Written task — Please quote the material exactly, every line of it.
================
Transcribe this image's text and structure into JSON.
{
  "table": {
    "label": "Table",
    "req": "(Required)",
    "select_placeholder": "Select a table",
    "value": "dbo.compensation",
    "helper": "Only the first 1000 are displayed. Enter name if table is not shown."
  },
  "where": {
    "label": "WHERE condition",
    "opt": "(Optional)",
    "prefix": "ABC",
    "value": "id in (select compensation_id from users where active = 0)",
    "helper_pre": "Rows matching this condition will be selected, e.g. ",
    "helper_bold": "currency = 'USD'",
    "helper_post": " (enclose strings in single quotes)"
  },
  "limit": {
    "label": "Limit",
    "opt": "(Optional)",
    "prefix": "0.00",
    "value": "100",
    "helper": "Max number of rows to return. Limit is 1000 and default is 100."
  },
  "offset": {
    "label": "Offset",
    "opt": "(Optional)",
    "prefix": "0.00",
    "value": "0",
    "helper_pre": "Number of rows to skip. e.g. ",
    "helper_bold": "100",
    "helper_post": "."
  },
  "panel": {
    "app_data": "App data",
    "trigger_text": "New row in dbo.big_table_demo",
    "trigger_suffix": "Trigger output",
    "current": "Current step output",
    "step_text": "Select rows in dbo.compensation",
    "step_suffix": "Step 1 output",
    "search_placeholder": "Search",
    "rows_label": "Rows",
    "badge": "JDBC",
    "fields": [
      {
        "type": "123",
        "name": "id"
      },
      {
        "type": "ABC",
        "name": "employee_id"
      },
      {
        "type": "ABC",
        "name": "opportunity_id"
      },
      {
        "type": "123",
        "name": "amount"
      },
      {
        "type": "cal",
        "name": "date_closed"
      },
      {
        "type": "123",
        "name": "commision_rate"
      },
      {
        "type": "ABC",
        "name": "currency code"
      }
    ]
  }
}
================
Task solution —
Transcribe this image's text and structure into JSON.
{
  "table": {
    "label": "Table",
    "req": "(Required)",
    "select_placeholder": "Select a table",
    "value": "dbo.compensation",
    "helper": "Only the first 1000 are displayed. Enter name if table is not shown."
  },
  "where": {
    "label": "WHERE condition",
    "opt": "(Optional)",
    "prefix": "ABC",
    "value": "id in (select compensation_id from users where active = 0)",
    "helper_pre": "Rows matching this condition will be selected, e.g. ",
    "helper_bold": "currency = 'USD'",
    "helper_post": " (enclose strings in single quotes)"
  },
  "limit": {
    "label": "Limit",
    "opt": "(Optional)",
    "prefix": "0.00",
    "value": "100",
    "helper": "Max number of rows to return. Limit is 1000 and default is 100."
  },
  "offset": {
    "label": "Offset",
    "opt": "(Optional)",
    "prefix": "0.00",
    "value": "0",
    "helper_pre": "Number of rows to skip. e.g. ",
    "helper_bold": "100",
    "helper_post": "."
  },
  "panel": {
    "app_data": "App data",
    "trigger_text": "New row in dbo.big_table_demo",
    "trigger_suffix": "Trigger output",
    "current": "Current step output",
    "step_text": "Select rows in dbo.compensation",
    "step_suffix": "Step 1 output",
    "search_placeholder": "Search",
    "rows_label": "Rows",
    "badge": "JDBC",
    "fields": [
      {
        "type": "123",
        "name": "id"
      },
      {
        "type": "ABC",
        "name": "employee_id"
      },
      {
        "type": "ABC",
        "name": "opportunity_id"
      },
      {
        "type": "123",
        "name": "amount"
      },
      {
        "type": "cal",
        "name": "date_closed"
      },
      {
        "type": "123",
        "name": "commision_rate"
      },
      {
        "type": "ABC",
        "name": "currency code"
      }
    ]
  }
}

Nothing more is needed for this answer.